··· Given records ···

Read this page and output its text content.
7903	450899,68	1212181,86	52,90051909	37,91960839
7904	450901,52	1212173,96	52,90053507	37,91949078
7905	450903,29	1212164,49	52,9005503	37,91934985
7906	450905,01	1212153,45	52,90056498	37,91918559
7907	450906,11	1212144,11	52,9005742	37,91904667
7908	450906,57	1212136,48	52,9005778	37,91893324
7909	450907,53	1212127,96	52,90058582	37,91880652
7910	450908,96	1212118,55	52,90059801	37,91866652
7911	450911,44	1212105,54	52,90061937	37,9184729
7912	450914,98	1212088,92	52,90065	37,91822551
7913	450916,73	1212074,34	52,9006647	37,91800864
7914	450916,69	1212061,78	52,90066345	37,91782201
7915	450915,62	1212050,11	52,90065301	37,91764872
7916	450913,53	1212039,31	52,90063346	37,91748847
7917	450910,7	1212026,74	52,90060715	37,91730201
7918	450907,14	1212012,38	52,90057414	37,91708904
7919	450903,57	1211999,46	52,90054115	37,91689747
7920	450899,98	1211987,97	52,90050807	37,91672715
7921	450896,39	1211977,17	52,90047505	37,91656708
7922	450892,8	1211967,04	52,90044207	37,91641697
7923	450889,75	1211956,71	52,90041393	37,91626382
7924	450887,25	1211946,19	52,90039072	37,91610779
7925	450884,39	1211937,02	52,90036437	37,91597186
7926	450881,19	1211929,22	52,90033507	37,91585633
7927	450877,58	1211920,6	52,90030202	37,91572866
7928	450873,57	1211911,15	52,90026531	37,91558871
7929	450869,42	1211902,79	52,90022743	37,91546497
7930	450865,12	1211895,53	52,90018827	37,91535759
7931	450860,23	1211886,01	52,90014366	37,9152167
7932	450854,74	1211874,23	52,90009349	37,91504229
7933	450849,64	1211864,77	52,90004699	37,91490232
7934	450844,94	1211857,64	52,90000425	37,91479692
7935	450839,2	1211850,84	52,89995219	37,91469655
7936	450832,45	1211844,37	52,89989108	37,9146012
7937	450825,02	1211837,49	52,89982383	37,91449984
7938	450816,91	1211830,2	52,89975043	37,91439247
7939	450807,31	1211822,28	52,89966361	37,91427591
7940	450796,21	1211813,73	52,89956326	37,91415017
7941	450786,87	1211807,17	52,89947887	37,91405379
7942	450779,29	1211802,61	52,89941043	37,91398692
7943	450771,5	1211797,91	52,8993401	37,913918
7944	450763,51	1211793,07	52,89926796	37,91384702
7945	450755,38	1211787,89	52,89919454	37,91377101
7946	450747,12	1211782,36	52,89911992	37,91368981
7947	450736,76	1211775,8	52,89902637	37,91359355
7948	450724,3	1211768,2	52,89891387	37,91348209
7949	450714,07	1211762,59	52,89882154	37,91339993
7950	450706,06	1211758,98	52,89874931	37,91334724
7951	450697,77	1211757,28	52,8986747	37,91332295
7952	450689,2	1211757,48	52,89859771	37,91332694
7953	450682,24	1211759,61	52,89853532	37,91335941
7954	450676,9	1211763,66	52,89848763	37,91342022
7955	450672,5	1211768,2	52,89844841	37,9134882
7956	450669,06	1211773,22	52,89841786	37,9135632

···

What to do: Retype every entry above, word for word.

Exercise response:
Read this page and output its text content.
7903	450899,68	1212181,86	52,90051909	37,91960839
7904	450901,52	1212173,96	52,90053507	37,91949078
7905	450903,29	1212164,49	52,9005503	37,91934985
7906	450905,01	1212153,45	52,90056498	37,91918559
7907	450906,11	1212144,11	52,9005742	37,91904667
7908	450906,57	1212136,48	52,9005778	37,91893324
7909	450907,53	1212127,96	52,90058582	37,91880652
7910	450908,96	1212118,55	52,90059801	37,91866652
7911	450911,44	1212105,54	52,90061937	37,9184729
7912	450914,98	1212088,92	52,90065	37,91822551
7913	450916,73	1212074,34	52,9006647	37,91800864
7914	450916,69	1212061,78	52,90066345	37,91782201
7915	450915,62	1212050,11	52,90065301	37,91764872
7916	450913,53	1212039,31	52,90063346	37,91748847
7917	450910,7	1212026,74	52,90060715	37,91730201
7918	450907,14	1212012,38	52,90057414	37,91708904
7919	450903,57	1211999,46	52,90054115	37,91689747
7920	450899,98	1211987,97	52,90050807	37,91672715
7921	450896,39	1211977,17	52,90047505	37,91656708
7922	450892,8	1211967,04	52,90044207	37,91641697
7923	450889,75	1211956,71	52,90041393	37,91626382
7924	450887,25	1211946,19	52,90039072	37,91610779
7925	450884,39	1211937,02	52,90036437	37,91597186
7926	450881,19	1211929,22	52,90033507	37,91585633
7927	450877,58	1211920,6	52,90030202	37,91572866
7928	450873,57	1211911,15	52,90026531	37,91558871
7929	450869,42	1211902,79	52,90022743	37,91546497
7930	450865,12	1211895,53	52,90018827	37,91535759
7931	450860,23	1211886,01	52,90014366	37,9152167
7932	450854,74	1211874,23	52,90009349	37,91504229
7933	450849,64	1211864,77	52,90004699	37,91490232
7934	450844,94	1211857,64	52,90000425	37,91479692
7935	450839,2	1211850,84	52,89995219	37,91469655
7936	450832,45	1211844,37	52,89989108	37,9146012
7937	450825,02	1211837,49	52,89982383	37,91449984
7938	450816,91	1211830,2	52,89975043	37,91439247
7939	450807,31	1211822,28	52,89966361	37,91427591
7940	450796,21	1211813,73	52,89956326	37,91415017
7941	450786,87	1211807,17	52,89947887	37,91405379
7942	450779,29	1211802,61	52,89941043	37,91398692
7943	450771,5	1211797,91	52,8993401	37,913918
7944	450763,51	1211793,07	52,89926796	37,91384702
7945	450755,38	1211787,89	52,89919454	37,91377101
7946	450747,12	1211782,36	52,89911992	37,91368981
7947	450736,76	1211775,8	52,89902637	37,91359355
7948	450724,3	1211768,2	52,89891387	37,91348209
7949	450714,07	1211762,59	52,89882154	37,91339993
7950	450706,06	1211758,98	52,89874931	37,91334724
7951	450697,77	1211757,28	52,8986747	37,91332295
7952	450689,2	1211757,48	52,89859771	37,91332694
7953	450682,24	1211759,61	52,89853532	37,91335941
7954	450676,9	1211763,66	52,89848763	37,91342022
7955	450672,5	1211768,2	52,89844841	37,9134882
7956	450669,06	1211773,22	52,89841786	37,9135632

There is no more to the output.